Text segment:

There are two types of ERISA preemption: complete and express preemption. In general, complete preemption exists when a remedy falls within the scope of or is in direct conflict with ERISA § 502(a), and therefore is within the jurisdiction of federal court. Metropolitan Life Ins. Co. v. Taylor, 481 U.S. 58, 66, 107 S.Ct. 1542, 95 L.Ed.2d 55 (1987). Whether state law negligence claims are completely preempted by § 502(a) primarily answers questions of jurisdiction. Giles v. NYL-Care Health Plans, Inc., 172 F.3d 332, 336 (5th Cir.1999). As this Circuit has stated section 502(a) "functions as an exception to the well-pleaded complaint rule; `Congress may so completely pre-empt a particular area that any civil complaint raising this select group of claims is necessarily federal in character.' Section 502, by providing a civil enforcement cause of action, completely preempts any state cause of action seeking the same relief, regardless of how artfully pleaded as a state action." (quoting Metropolitan Life Ins. Co., 481 U.S. at 64-65, 107 S.Ct. 1542). Id. "Unlike the scope of § 502(a)(1)(B), which is jurisdictional and creates a basis for removal to federal court, § 514(a) ... governs the law that will apply to state law claims, regardless of whether the case is brought in state or federal court." Pryzbowski v. U.S. Healthcare Inc., 245 F.3d 266, 277 (3rd Cir.2001) (internal quotations omitted). In this case, diversity confers subject matter jurisdiction therefore, there are no questions of jurisdiction to invoke an analysis of complete preemption on these facts consistent with § 502(a).

The task: Set down the entire ERISA preemption passage word for word. Work solely from the ERISA preemption passage above.

Listed records:

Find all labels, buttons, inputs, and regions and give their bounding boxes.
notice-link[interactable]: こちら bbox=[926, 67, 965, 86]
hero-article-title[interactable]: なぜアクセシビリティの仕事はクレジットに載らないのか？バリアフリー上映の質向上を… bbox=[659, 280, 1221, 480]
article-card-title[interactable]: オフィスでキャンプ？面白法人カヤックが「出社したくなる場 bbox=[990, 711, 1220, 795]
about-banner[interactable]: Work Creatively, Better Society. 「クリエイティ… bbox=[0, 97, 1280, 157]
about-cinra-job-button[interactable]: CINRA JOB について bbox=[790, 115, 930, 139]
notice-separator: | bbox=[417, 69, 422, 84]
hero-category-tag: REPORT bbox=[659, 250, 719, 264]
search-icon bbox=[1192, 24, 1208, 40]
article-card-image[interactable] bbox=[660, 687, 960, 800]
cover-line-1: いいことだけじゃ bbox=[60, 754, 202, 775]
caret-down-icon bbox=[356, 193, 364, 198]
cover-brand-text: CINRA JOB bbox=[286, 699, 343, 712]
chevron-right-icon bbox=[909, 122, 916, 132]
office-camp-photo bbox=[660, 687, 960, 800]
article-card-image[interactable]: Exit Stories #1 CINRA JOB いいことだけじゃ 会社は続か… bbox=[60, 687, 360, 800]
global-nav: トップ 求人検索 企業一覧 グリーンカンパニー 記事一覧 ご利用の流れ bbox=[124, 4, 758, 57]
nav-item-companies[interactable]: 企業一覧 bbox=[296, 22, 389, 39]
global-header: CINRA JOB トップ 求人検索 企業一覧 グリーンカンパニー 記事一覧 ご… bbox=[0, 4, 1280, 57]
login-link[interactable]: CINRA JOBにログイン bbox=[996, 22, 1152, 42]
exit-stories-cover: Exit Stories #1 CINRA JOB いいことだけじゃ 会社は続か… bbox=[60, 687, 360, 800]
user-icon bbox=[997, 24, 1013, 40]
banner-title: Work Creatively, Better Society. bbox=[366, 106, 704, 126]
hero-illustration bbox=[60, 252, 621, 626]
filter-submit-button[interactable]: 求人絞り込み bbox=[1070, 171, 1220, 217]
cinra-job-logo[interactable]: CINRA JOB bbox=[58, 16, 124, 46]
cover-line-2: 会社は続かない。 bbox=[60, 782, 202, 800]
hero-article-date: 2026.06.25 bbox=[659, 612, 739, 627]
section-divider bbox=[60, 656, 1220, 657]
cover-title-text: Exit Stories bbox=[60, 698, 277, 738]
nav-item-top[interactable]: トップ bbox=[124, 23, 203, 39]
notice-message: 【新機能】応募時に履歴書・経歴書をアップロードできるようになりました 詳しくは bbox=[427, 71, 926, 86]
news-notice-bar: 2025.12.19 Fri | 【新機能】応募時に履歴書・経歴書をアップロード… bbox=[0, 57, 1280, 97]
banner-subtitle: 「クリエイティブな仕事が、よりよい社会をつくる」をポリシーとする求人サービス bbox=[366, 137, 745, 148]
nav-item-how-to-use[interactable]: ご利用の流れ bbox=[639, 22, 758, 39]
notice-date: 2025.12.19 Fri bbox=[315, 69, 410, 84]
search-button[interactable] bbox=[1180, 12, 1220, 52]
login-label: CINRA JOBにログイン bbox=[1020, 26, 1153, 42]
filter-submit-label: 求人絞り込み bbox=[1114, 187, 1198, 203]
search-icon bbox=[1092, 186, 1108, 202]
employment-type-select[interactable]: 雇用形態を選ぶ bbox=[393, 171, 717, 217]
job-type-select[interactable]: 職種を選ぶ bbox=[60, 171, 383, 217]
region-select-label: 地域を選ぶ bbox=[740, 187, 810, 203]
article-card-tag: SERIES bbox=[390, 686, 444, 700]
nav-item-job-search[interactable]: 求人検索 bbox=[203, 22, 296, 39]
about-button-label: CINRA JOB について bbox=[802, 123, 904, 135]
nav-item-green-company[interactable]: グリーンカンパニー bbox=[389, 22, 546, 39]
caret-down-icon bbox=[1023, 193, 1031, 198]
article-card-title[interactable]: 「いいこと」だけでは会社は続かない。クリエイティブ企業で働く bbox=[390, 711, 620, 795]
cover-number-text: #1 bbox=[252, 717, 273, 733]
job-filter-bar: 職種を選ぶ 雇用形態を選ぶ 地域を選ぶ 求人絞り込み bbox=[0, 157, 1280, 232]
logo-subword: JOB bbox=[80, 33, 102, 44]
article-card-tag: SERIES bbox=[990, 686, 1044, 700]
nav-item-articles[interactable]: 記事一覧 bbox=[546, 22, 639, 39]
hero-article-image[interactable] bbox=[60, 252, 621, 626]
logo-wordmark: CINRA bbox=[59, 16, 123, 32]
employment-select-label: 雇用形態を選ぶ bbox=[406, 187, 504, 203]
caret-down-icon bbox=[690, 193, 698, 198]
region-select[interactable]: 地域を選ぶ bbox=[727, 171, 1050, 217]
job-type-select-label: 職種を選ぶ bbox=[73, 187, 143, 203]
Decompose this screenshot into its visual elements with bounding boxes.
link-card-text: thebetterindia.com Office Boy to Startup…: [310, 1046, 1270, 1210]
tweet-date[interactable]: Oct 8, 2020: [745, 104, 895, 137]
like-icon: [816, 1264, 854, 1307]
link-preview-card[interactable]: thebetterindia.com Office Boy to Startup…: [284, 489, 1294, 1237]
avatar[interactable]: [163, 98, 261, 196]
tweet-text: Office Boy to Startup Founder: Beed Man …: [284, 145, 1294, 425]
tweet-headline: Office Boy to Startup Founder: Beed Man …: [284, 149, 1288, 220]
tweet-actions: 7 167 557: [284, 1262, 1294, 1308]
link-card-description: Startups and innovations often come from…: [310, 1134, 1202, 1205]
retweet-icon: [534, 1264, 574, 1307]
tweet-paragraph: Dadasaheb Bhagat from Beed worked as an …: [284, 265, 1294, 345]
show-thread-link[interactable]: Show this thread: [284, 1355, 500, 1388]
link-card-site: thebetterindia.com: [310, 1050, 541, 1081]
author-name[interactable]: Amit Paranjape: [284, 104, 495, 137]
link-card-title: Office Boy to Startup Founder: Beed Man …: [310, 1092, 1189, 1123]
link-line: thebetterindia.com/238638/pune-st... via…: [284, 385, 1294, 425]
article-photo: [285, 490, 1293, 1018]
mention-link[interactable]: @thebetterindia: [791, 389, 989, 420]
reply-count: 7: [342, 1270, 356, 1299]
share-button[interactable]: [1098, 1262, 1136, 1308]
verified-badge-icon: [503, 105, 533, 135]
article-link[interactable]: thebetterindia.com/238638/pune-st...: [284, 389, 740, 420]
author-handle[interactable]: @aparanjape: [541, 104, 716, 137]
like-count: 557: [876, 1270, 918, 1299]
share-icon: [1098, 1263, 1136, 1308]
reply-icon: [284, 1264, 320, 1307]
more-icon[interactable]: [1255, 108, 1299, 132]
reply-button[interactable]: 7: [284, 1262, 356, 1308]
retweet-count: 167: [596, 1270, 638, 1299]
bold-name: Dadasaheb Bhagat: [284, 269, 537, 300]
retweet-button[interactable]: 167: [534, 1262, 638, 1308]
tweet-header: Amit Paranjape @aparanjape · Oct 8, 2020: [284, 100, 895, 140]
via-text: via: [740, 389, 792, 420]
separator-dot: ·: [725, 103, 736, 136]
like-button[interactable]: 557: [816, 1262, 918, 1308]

Answer area:
There are two types of ERISA preemption: complete and express preemption. In general, complete preemption exists when a remedy falls within the scope of or is in direct conflict with ERISA § 502(a), and therefore is within the jurisdiction of federal court. Metropolitan Life Ins. Co. v. Taylor, 481 U.S. 58, 66, 107 S.Ct. 1542, 95 L.Ed.2d 55 (1987). Whether state law negligence claims are completely preempted by § 502(a) primarily answers questions of jurisdiction. Giles v. NYL-Care Health Plans, Inc., 172 F.3d 332, 336 (5th Cir.1999). As this Circuit has stated section 502(a) "functions as an exception to the well-pleaded complaint rule; `Congress may so completely pre-empt a particular area that any civil complaint raising this select group of claims is necessarily federal in character.' Section 502, by providing a civil enforcement cause of action, completely preempts any state cause of action seeking the same relief, regardless of how artfully pleaded as a state action." (quoting Metropolitan Life Ins. Co., 481 U.S. at 64-65, 107 S.Ct. 1542). Id. "Unlike the scope of § 502(a)(1)(B), which is jurisdictional and creates a basis for removal to federal court, § 514(a) ... governs the law that will apply to state law claims, regardless of whether the case is brought in state or federal court." Pryzbowski v. U.S. Healthcare Inc., 245 F.3d 266, 277 (3rd Cir.2001) (internal quotations omitted). In this case, diversity confers subject matter jurisdiction therefore, there are no questions of jurisdiction to invoke an analysis of complete preemption on these facts consistent with § 502(a).